──────── WORKING DATA

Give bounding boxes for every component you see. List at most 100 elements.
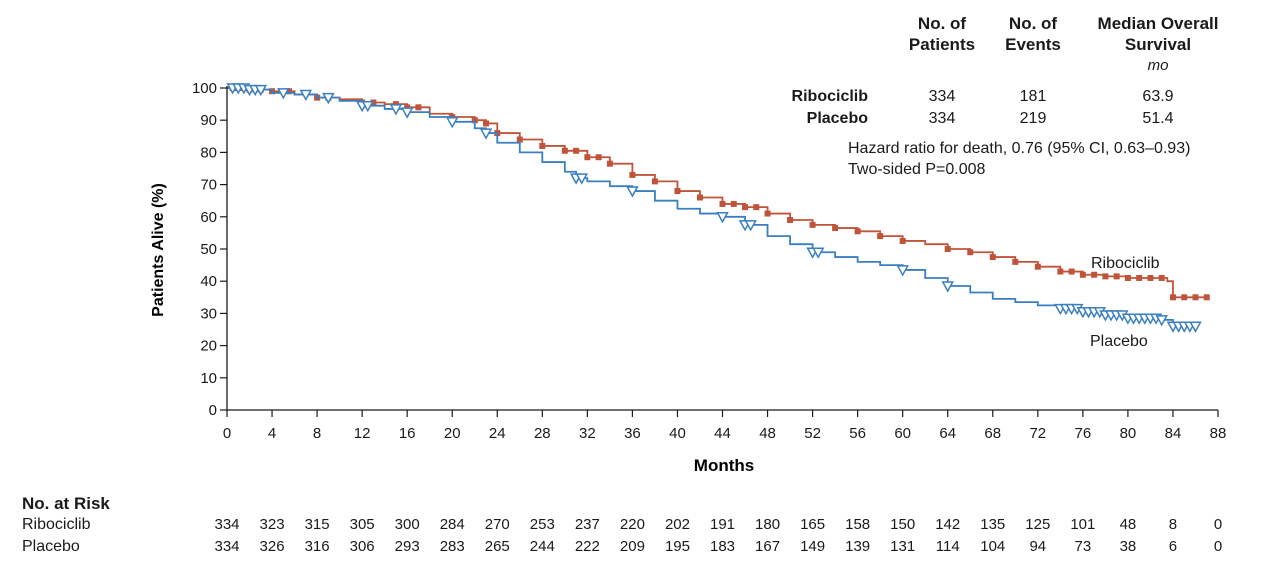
placebo-censor-mark [575, 173, 589, 185]
ribociclib-censor-mark [1102, 273, 1109, 280]
risk-value-ribociclib: 142 [935, 516, 961, 533]
summary-ribociclib-median: 63.9 [1142, 88, 1174, 105]
y-tick-label: 20 [200, 338, 217, 355]
summary-ribociclib-events: 181 [1019, 88, 1047, 105]
risk-value-placebo: 265 [484, 538, 510, 555]
x-tick-label: 76 [1075, 425, 1092, 442]
ribociclib-censor-mark [285, 88, 292, 95]
risk-value-ribociclib: 323 [259, 516, 285, 533]
placebo-censor-mark [811, 247, 825, 259]
ribociclib-censor-mark [370, 99, 377, 106]
x-tick-label: 84 [1165, 425, 1182, 442]
x-tick-label: 88 [1210, 425, 1227, 442]
risk-value-placebo: 139 [845, 538, 871, 555]
ribociclib-censor-mark [674, 188, 681, 195]
risk-value-ribociclib: 150 [890, 516, 916, 533]
placebo-censor-mark [445, 117, 459, 129]
ribociclib-censor-mark [1012, 258, 1019, 265]
y-tick-label: 70 [200, 177, 217, 194]
x-tick-label: 72 [1029, 425, 1046, 442]
placebo-censor-mark [322, 92, 335, 105]
risk-table-title: No. at Risk [22, 494, 110, 513]
risk-value-ribociclib: 125 [1025, 516, 1051, 533]
risk-row-label-placebo: Placebo [22, 538, 80, 555]
ribociclib-censor-mark [1034, 263, 1041, 270]
x-tick-label: 44 [714, 425, 731, 442]
x-tick-label: 48 [759, 425, 776, 442]
placebo-curve-label: Placebo [1090, 333, 1148, 350]
risk-value-ribociclib: 220 [619, 516, 645, 533]
risk-value-ribociclib: 284 [439, 516, 465, 533]
x-tick-label: 0 [223, 425, 231, 442]
ribociclib-censor-mark [1147, 274, 1154, 281]
ribociclib-censor-mark [1158, 274, 1165, 281]
risk-value-placebo: 114 [935, 538, 960, 555]
risk-value-placebo: 131 [890, 538, 916, 555]
summary-placebo-median: 51.4 [1142, 110, 1174, 127]
ribociclib-censor-mark [1136, 274, 1143, 281]
summary-row-label-ribociclib: Ribociclib [791, 88, 868, 105]
ribociclib-censor-mark [899, 237, 906, 244]
ribociclib-censor-mark [483, 120, 490, 127]
ribociclib-censor-mark [742, 204, 749, 211]
risk-value-ribociclib: 315 [304, 516, 330, 533]
summary-row-label-placebo: Placebo [806, 110, 868, 127]
risk-value-ribociclib: 165 [800, 516, 826, 533]
risk-value-ribociclib: 191 [709, 516, 736, 533]
risk-value-placebo: 0 [1213, 538, 1223, 555]
risk-value-placebo: 334 [214, 538, 240, 555]
ribociclib-censor-mark [1181, 294, 1188, 301]
y-tick-label: 90 [200, 112, 217, 129]
ribociclib-censor-mark [595, 154, 602, 161]
y-axis-title: Patients Alive (%) [150, 183, 167, 317]
x-tick-label: 64 [939, 425, 956, 442]
ribociclib-censor-mark [832, 225, 839, 232]
risk-value-placebo: 38 [1119, 538, 1137, 555]
ribociclib-censor-mark [471, 117, 478, 124]
risk-value-placebo: 149 [800, 538, 826, 555]
x-tick-label: 56 [849, 425, 866, 442]
patients-header-line2: Patients [908, 35, 976, 54]
risk-value-ribociclib: 334 [214, 516, 240, 533]
plot-area [226, 83, 1210, 333]
ribociclib-censor-mark [719, 200, 726, 207]
x-tick-label: 12 [354, 425, 371, 442]
p-value-text: Two-sided P=0.008 [848, 161, 986, 178]
y-tick-label: 100 [192, 80, 217, 97]
ribociclib-censor-mark [415, 104, 422, 111]
risk-row-label-ribociclib: Ribociclib [22, 516, 91, 533]
ribociclib-censor-mark [1091, 271, 1098, 278]
x-tick-label: 52 [804, 425, 821, 442]
x-tick-label: 36 [624, 425, 641, 442]
risk-value-placebo: 306 [349, 538, 375, 555]
risk-value-placebo: 244 [529, 538, 555, 555]
risk-value-ribociclib: 0 [1213, 516, 1223, 533]
placebo-censor-mark [1155, 315, 1168, 327]
ribociclib-censor-mark [1203, 294, 1210, 301]
risk-value-ribociclib: 305 [349, 516, 375, 533]
ribociclib-censor-mark [539, 142, 546, 149]
ribociclib-censor-mark [392, 101, 399, 108]
summary-placebo-events: 219 [1019, 110, 1047, 127]
placebo-censor-mark [361, 100, 375, 113]
events-header-line1: No. of [1008, 14, 1058, 33]
ribociclib-censor-mark [1068, 268, 1075, 275]
risk-value-ribociclib: 300 [394, 516, 420, 533]
y-tick-label: 0 [209, 402, 217, 419]
risk-value-placebo: 209 [619, 538, 645, 555]
placebo-censor-mark [400, 107, 414, 119]
ribociclib-censor-mark [854, 228, 861, 235]
summary-ribociclib-patients: 334 [928, 88, 956, 105]
risk-value-placebo: 326 [259, 538, 285, 555]
ribociclib-censor-mark [1113, 273, 1120, 280]
ribociclib-censor-mark [629, 171, 636, 178]
risk-value-placebo: 283 [439, 538, 465, 555]
ribociclib-censor-mark [561, 147, 568, 154]
ribociclib-censor-mark [696, 194, 703, 201]
ribociclib-censor-mark [944, 246, 951, 252]
ribociclib-censor-mark [787, 217, 794, 224]
risk-value-ribociclib: 8 [1168, 516, 1178, 533]
risk-value-ribociclib: 270 [484, 516, 510, 533]
median-unit: mo [1147, 57, 1169, 74]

────────────────

REQUIREMENT - Working from the entries above, find every line in which the word "summary" occurs and copy it.

EXERCISE RESPONSE -
summary-ribociclib-median: 63.9 [1142, 88, 1174, 105]
summary-ribociclib-events: 181 [1019, 88, 1047, 105]
summary-placebo-median: 51.4 [1142, 110, 1174, 127]
summary-row-label-ribociclib: Ribociclib [791, 88, 868, 105]
summary-row-label-placebo: Placebo [806, 110, 868, 127]
summary-placebo-events: 219 [1019, 110, 1047, 127]
summary-ribociclib-patients: 334 [928, 88, 956, 105]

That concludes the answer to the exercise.